Data entries for graphics
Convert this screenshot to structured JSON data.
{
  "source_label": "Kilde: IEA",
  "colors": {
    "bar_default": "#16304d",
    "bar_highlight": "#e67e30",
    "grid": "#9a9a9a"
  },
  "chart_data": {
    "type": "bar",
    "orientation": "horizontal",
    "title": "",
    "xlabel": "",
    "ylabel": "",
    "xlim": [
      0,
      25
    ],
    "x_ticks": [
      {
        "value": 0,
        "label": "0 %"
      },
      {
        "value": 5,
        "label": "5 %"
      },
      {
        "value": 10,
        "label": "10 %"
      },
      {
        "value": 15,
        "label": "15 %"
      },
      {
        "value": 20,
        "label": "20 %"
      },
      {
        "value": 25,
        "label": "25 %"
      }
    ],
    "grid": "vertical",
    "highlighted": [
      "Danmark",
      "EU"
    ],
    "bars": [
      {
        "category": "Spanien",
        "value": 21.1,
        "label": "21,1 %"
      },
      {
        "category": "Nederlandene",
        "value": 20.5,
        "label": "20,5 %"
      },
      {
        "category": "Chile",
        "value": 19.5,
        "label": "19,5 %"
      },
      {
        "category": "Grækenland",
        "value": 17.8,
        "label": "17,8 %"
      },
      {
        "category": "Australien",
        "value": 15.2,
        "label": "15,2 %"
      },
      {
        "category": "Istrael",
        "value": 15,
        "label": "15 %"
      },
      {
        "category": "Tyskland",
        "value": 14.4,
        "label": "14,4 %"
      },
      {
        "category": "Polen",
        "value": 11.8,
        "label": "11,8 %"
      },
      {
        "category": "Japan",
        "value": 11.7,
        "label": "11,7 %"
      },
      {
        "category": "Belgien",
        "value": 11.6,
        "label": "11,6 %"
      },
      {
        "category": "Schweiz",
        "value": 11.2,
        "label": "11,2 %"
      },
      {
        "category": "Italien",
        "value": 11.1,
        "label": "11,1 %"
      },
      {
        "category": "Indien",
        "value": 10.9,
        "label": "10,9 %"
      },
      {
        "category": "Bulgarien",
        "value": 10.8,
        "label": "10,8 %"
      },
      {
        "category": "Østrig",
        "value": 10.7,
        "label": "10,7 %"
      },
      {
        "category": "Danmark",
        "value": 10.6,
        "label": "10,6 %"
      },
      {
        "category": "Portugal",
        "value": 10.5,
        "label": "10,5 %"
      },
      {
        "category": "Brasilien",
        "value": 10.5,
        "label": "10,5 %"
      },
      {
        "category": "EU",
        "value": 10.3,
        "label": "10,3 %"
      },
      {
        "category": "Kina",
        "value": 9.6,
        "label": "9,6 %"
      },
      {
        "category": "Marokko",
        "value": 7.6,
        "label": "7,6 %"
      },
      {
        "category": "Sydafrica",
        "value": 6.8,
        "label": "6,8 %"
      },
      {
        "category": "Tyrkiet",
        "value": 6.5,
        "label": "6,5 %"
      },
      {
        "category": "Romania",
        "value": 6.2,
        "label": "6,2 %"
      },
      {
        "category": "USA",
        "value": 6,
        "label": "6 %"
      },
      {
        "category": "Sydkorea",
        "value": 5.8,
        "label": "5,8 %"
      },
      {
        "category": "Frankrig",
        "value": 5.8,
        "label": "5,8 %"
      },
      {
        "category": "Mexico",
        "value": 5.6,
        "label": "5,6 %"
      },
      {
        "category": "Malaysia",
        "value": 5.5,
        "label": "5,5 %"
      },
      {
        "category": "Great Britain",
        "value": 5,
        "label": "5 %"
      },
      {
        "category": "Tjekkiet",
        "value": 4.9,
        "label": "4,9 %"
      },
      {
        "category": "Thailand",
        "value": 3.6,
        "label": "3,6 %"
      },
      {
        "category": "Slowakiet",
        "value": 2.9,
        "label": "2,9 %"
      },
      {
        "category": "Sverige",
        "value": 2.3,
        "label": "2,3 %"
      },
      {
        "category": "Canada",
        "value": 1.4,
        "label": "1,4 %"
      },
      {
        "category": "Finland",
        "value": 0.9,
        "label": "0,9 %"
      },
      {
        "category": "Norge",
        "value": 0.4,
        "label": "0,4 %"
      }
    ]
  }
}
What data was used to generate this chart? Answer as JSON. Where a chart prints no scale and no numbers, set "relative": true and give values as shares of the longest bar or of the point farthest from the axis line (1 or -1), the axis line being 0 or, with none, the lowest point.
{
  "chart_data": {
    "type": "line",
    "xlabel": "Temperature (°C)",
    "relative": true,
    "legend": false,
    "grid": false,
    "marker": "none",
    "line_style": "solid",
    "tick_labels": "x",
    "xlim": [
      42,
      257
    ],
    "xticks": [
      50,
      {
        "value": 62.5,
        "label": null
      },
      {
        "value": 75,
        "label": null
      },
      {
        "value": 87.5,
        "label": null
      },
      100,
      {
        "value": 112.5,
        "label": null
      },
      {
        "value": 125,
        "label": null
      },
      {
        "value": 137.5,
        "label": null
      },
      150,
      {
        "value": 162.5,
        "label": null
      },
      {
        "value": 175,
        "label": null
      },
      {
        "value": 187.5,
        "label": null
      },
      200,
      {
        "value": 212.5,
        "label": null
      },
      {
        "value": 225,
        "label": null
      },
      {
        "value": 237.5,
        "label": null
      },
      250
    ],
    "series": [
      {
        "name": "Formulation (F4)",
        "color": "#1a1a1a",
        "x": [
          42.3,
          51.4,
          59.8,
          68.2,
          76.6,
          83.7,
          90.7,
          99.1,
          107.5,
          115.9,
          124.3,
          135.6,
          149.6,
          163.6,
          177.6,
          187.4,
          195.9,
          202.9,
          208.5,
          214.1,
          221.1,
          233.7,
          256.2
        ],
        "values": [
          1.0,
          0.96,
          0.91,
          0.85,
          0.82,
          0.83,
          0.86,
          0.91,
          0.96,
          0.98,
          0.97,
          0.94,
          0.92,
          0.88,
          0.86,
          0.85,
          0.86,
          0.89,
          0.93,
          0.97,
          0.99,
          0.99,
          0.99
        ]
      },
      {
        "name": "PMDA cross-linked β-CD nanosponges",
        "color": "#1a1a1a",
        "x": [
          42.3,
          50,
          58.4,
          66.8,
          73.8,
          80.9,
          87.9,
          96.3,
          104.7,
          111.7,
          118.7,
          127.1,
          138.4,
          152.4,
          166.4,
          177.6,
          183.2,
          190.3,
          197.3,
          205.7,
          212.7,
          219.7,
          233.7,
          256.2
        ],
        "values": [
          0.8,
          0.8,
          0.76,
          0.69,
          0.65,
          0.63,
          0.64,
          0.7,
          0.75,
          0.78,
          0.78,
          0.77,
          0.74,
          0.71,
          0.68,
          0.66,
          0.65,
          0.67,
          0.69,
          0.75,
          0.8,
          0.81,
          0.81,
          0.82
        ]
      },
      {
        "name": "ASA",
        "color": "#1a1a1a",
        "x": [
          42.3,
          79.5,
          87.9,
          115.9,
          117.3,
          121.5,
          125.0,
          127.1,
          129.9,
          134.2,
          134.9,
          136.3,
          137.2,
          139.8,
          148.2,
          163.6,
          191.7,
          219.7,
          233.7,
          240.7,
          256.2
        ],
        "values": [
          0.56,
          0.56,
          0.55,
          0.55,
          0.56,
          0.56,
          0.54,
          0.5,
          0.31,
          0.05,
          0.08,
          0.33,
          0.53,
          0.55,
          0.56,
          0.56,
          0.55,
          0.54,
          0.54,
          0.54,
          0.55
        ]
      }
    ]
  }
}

_SET EXERCISE_.
Make an exact copy of every line in the data.

_THE ANSWER_.
Convert this screenshot to structured JSON data.
{
  "source_label": "Kilde: IEA",
  "colors": {
    "bar_default": "#16304d",
    "bar_highlight": "#e67e30",
    "grid": "#9a9a9a"
  },
  "chart_data": {
    "type": "bar",
    "orientation": "horizontal",
    "title": "",
    "xlabel": "",
    "ylabel": "",
    "xlim": [
      0,
      25
    ],
    "x_ticks": [
      {
        "value": 0,
        "label": "0 %"
      },
      {
        "value": 5,
        "label": "5 %"
      },
      {
        "value": 10,
        "label": "10 %"
      },
      {
        "value": 15,
        "label": "15 %"
      },
      {
        "value": 20,
        "label": "20 %"
      },
      {
        "value": 25,
        "label": "25 %"
      }
    ],
    "grid": "vertical",
    "highlighted": [
      "Danmark",
      "EU"
    ],
    "bars": [
      {
        "category": "Spanien",
        "value": 21.1,
        "label": "21,1 %"
      },
      {
        "category": "Nederlandene",
        "value": 20.5,
        "label": "20,5 %"
      },
      {
        "category": "Chile",
        "value": 19.5,
        "label": "19,5 %"
      },
      {
        "category": "Grækenland",
        "value": 17.8,
        "label": "17,8 %"
      },
      {
        "category": "Australien",
        "value": 15.2,
        "label": "15,2 %"
      },
      {
        "category": "Istrael",
        "value": 15,
        "label": "15 %"
      },
      {
        "category": "Tyskland",
        "value": 14.4,
        "label": "14,4 %"
      },
      {
        "category": "Polen",
        "value": 11.8,
        "label": "11,8 %"
      },
      {
        "category": "Japan",
        "value": 11.7,
        "label": "11,7 %"
      },
      {
        "category": "Belgien",
        "value": 11.6,
        "label": "11,6 %"
      },
      {
        "category": "Schweiz",
        "value": 11.2,
        "label": "11,2 %"
      },
      {
        "category": "Italien",
        "value": 11.1,
        "label": "11,1 %"
      },
      {
        "category": "Indien",
        "value": 10.9,
        "label": "10,9 %"
      },
      {
        "category": "Bulgarien",
        "value": 10.8,
        "label": "10,8 %"
      },
      {
        "category": "Østrig",
        "value": 10.7,
        "label": "10,7 %"
      },
      {
        "category": "Danmark",
        "value": 10.6,
        "label": "10,6 %"
      },
      {
        "category": "Portugal",
        "value": 10.5,
        "label": "10,5 %"
      },
      {
        "category": "Brasilien",
        "value": 10.5,
        "label": "10,5 %"
      },
      {
        "category": "EU",
        "value": 10.3,
        "label": "10,3 %"
      },
      {
        "category": "Kina",
        "value": 9.6,
        "label": "9,6 %"
      },
      {
        "category": "Marokko",
        "value": 7.6,
        "label": "7,6 %"
      },
      {
        "category": "Sydafrica",
        "value": 6.8,
        "label": "6,8 %"
      },
      {
        "category": "Tyrkiet",
        "value": 6.5,
        "label": "6,5 %"
      },
      {
        "category": "Romania",
        "value": 6.2,
        "label": "6,2 %"
      },
      {
        "category": "USA",
        "value": 6,
        "label": "6 %"
      },
      {
        "category": "Sydkorea",
        "value": 5.8,
        "label": "5,8 %"
      },
      {
        "category": "Frankrig",
        "value": 5.8,
        "label": "5,8 %"
      },
      {
        "category": "Mexico",
        "value": 5.6,
        "label": "5,6 %"
      },
      {
        "category": "Malaysia",
        "value": 5.5,
        "label": "5,5 %"
      },
      {
        "category": "Great Britain",
        "value": 5,
        "label": "5 %"
      },
      {
        "category": "Tjekkiet",
        "value": 4.9,
        "label": "4,9 %"
      },
      {
        "category": "Thailand",
        "value": 3.6,
        "label": "3,6 %"
      },
      {
        "category": "Slowakiet",
        "value": 2.9,
        "label": "2,9 %"
      },
      {
        "category": "Sverige",
        "value": 2.3,
        "label": "2,3 %"
      },
      {
        "category": "Canada",
        "value": 1.4,
        "label": "1,4 %"
      },
      {
        "category": "Finland",
        "value": 0.9,
        "label": "0,9 %"
      },
      {
        "category": "Norge",
        "value": 0.4,
        "label": "0,4 %"
      }
    ]
  }
}
What data was used to generate this chart? Answer as JSON. Where a chart prints no scale and no numbers, set "relative": true and give values as shares of the longest bar or of the point farthest from the axis line (1 or -1), the axis line being 0 or, with none, the lowest point.
{
  "chart_data": {
    "type": "line",
    "xlabel": "Temperature (°C)",
    "relative": true,
    "legend": false,
    "grid": false,
    "marker": "none",
    "line_style": "solid",
    "tick_labels": "x",
    "xlim": [
      42,
      257
    ],
    "xticks": [
      50,
      {
        "value": 62.5,
        "label": null
      },
      {
        "value": 75,
        "label": null
      },
      {
        "value": 87.5,
        "label": null
      },
      100,
      {
        "value": 112.5,
        "label": null
      },
      {
        "value": 125,
        "label": null
      },
      {
        "value": 137.5,
        "label": null
      },
      150,
      {
        "value": 162.5,
        "label": null
      },
      {
        "value": 175,
        "label": null
      },
      {
        "value": 187.5,
        "label": null
      },
      200,
      {
        "value": 212.5,
        "label": null
      },
      {
        "value": 225,
        "label": null
      },
      {
        "value": 237.5,
        "label": null
      },
      250
    ],
    "series": [
      {
        "name": "Formulation (F4)",
        "color": "#1a1a1a",
        "x": [
          42.3,
          51.4,
          59.8,
          68.2,
          76.6,
          83.7,
          90.7,
          99.1,
          107.5,
          115.9,
          124.3,
          135.6,
          149.6,
          163.6,
          177.6,
          187.4,
          195.9,
          202.9,
          208.5,
          214.1,
          221.1,
          233.7,
          256.2
        ],
        "values": [
          1.0,
          0.96,
          0.91,
          0.85,
          0.82,
          0.83,
          0.86,
          0.91,
          0.96,
          0.98,
          0.97,
          0.94,
          0.92,
          0.88,
          0.86,
          0.85,
          0.86,
          0.89,
          0.93,
          0.97,
          0.99,
          0.99,
          0.99
        ]
      },
      {
        "name": "PMDA cross-linked β-CD nanosponges",
        "color": "#1a1a1a",
        "x": [
          42.3,
          50,
          58.4,
          66.8,
          73.8,
          80.9,
          87.9,
          96.3,
          104.7,
          111.7,
          118.7,
          127.1,
          138.4,
          152.4,
          166.4,
          177.6,
          183.2,
          190.3,
          197.3,
          205.7,
          212.7,
          219.7,
          233.7,
          256.2
        ],
        "values": [
          0.8,
          0.8,
          0.76,
          0.69,
          0.65,
          0.63,
          0.64,
          0.7,
          0.75,
          0.78,
          0.78,
          0.77,
          0.74,
          0.71,
          0.68,
          0.66,
          0.65,
          0.67,
          0.69,
          0.75,
          0.8,
          0.81,
          0.81,
          0.82
        ]
      },
      {
        "name": "ASA",
        "color": "#1a1a1a",
        "x": [
          42.3,
          79.5,
          87.9,
          115.9,
          117.3,
          121.5,
          125.0,
          127.1,
          129.9,
          134.2,
          134.9,
          136.3,
          137.2,
          139.8,
          148.2,
          163.6,
          191.7,
          219.7,
          233.7,
          240.7,
          256.2
        ],
        "values": [
          0.56,
          0.56,
          0.55,
          0.55,
          0.56,
          0.56,
          0.54,
          0.5,
          0.31,
          0.05,
          0.08,
          0.33,
          0.53,
          0.55,
          0.56,
          0.56,
          0.55,
          0.54,
          0.54,
          0.54,
          0.55
        ]
      }
    ]
  }
}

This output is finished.